GIVEN REQUEST: Without the pictures, write out all the lines below exactly as they appear.

Figure record listings
........
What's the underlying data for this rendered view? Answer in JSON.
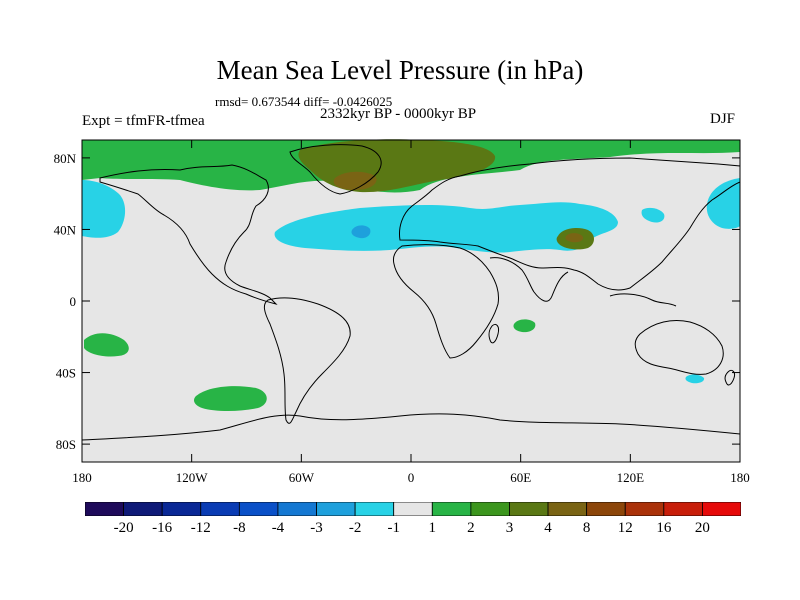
{
  "title": "Mean Sea Level Pressure (in hPa)",
  "stats": "rmsd= 0.673544 diff= -0.0426025",
  "period": "2332kyr BP - 0000kyr BP",
  "experiment": "Expt = tfmFR-tfmea",
  "season": "DJF",
  "axes": {
    "y_ticks": [
      "80N",
      "40N",
      "0",
      "40S",
      "80S"
    ],
    "y_values": [
      80,
      40,
      0,
      -40,
      -80
    ],
    "x_ticks": [
      "180",
      "120W",
      "60W",
      "0",
      "60E",
      "120E",
      "180"
    ],
    "x_values": [
      -180,
      -120,
      -60,
      0,
      60,
      120,
      180
    ]
  },
  "colorbar": {
    "labels": [
      "-20",
      "-16",
      "-12",
      "-8",
      "-4",
      "-3",
      "-2",
      "-1",
      "1",
      "2",
      "3",
      "4",
      "8",
      "12",
      "16",
      "20"
    ],
    "colors": [
      "#1e0a5a",
      "#0f1a78",
      "#0a2896",
      "#0a3cb4",
      "#0a50c8",
      "#1478d2",
      "#1ea0dc",
      "#28d2e6",
      "#e6e6e6",
      "#28b446",
      "#3c961e",
      "#5a7814",
      "#7a6414",
      "#8c460a",
      "#aa320a",
      "#c81e0a",
      "#e60a0a"
    ]
  },
  "colors": {
    "neutral": "#e6e6e6",
    "cyan": "#28d2e6",
    "blue": "#1ea0dc",
    "green": "#28b446",
    "darkgreen": "#5a7814",
    "brown": "#7a6414"
  }
}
........
FINISHED ANSWER:
What's the underlying data for this rendered view? Answer in JSON.
{
  "title": "Mean Sea Level Pressure (in hPa)",
  "stats": "rmsd= 0.673544 diff= -0.0426025",
  "period": "2332kyr BP - 0000kyr BP",
  "experiment": "Expt = tfmFR-tfmea",
  "season": "DJF",
  "axes": {
    "y_ticks": [
      "80N",
      "40N",
      "0",
      "40S",
      "80S"
    ],
    "y_values": [
      80,
      40,
      0,
      -40,
      -80
    ],
    "x_ticks": [
      "180",
      "120W",
      "60W",
      "0",
      "60E",
      "120E",
      "180"
    ],
    "x_values": [
      -180,
      -120,
      -60,
      0,
      60,
      120,
      180
    ]
  },
  "colorbar": {
    "labels": [
      "-20",
      "-16",
      "-12",
      "-8",
      "-4",
      "-3",
      "-2",
      "-1",
      "1",
      "2",
      "3",
      "4",
      "8",
      "12",
      "16",
      "20"
    ],
    "colors": [
      "#1e0a5a",
      "#0f1a78",
      "#0a2896",
      "#0a3cb4",
      "#0a50c8",
      "#1478d2",
      "#1ea0dc",
      "#28d2e6",
      "#e6e6e6",
      "#28b446",
      "#3c961e",
      "#5a7814",
      "#7a6414",
      "#8c460a",
      "#aa320a",
      "#c81e0a",
      "#e60a0a"
    ]
  },
  "colors": {
    "neutral": "#e6e6e6",
    "cyan": "#28d2e6",
    "blue": "#1ea0dc",
    "green": "#28b446",
    "darkgreen": "#5a7814",
    "brown": "#7a6414"
  }
}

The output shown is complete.